What is asked =
Word for word, restate every line of the material.

____ The data

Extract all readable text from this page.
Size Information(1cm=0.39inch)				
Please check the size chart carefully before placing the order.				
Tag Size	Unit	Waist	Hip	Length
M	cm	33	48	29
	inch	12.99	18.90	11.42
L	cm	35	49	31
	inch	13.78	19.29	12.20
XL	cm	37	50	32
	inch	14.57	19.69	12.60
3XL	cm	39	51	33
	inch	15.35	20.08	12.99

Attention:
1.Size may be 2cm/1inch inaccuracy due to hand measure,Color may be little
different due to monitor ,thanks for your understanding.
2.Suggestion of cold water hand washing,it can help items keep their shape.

________

Task result =
Extract all readable text from this page.
Size Information(1cm=0.39inch)				
Please check the size chart carefully before placing the order.				
Tag Size	Unit	Waist	Hip	Length
M	cm	33	48	29
	inch	12.99	18.90	11.42
L	cm	35	49	31
	inch	13.78	19.29	12.20
XL	cm	37	50	32
	inch	14.57	19.69	12.60
3XL	cm	39	51	33
	inch	15.35	20.08	12.99

Attention:
1.Size may be 2cm/1inch inaccuracy due to hand measure,Color may be little
different due to monitor ,thanks for your understanding.
2.Suggestion of cold water hand washing,it can help items keep their shape.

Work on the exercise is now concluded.